Retype each line exactly. Skip images.

* Begin Information given *

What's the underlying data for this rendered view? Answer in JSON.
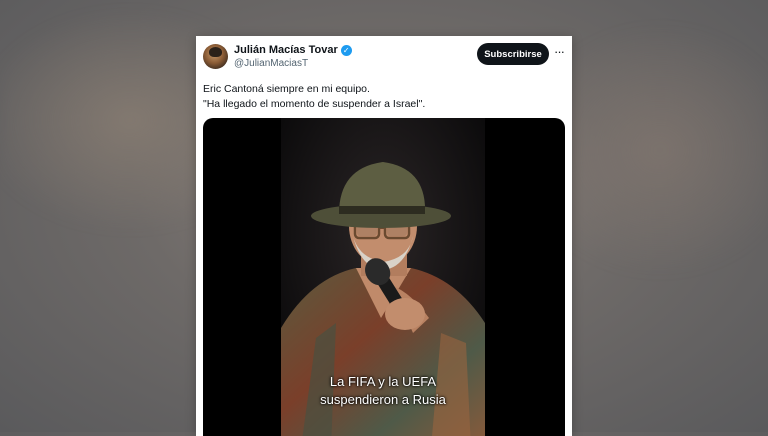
{
  "post": {
    "author": {
      "display_name": "Julián Macías Tovar",
      "handle": "@JulianMaciasT",
      "verified_icon": "verified-badge-icon",
      "verified_glyph": "✓"
    },
    "subscribe_label": "Subscribirse",
    "more_glyph": "···",
    "text_lines": [
      "Eric Cantoná siempre en mi equipo.",
      "\"Ha llegado el momento de suspender a Israel\"."
    ],
    "video": {
      "subtitle_lines": [
        "La FIFA y la UEFA",
        "suspendieron a Rusia"
      ]
    }
  },
  "colors": {
    "accent_verified": "#1d9bf0",
    "button_bg": "#0f1419",
    "text_primary": "#0f1419",
    "text_secondary": "#536471"
  }
}
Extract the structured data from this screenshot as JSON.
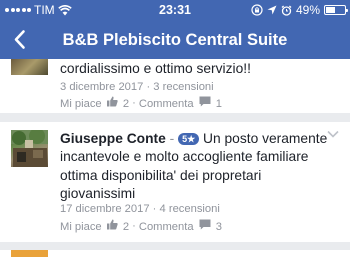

* End Information given *

Final result
What's the underlying data for this rendered view? Answer in JSON.
{
  "post": {
    "author": {
      "display_name": "Julián Macías Tovar",
      "handle": "@JulianMaciasT",
      "verified_icon": "verified-badge-icon",
      "verified_glyph": "✓"
    },
    "subscribe_label": "Subscribirse",
    "more_glyph": "···",
    "text_lines": [
      "Eric Cantoná siempre en mi equipo.",
      "\"Ha llegado el momento de suspender a Israel\"."
    ],
    "video": {
      "subtitle_lines": [
        "La FIFA y la UEFA",
        "suspendieron a Rusia"
      ]
    }
  },
  "colors": {
    "accent_verified": "#1d9bf0",
    "button_bg": "#0f1419",
    "text_primary": "#0f1419",
    "text_secondary": "#536471"
  }
}
Extract the structured data from this screenshot as JSON.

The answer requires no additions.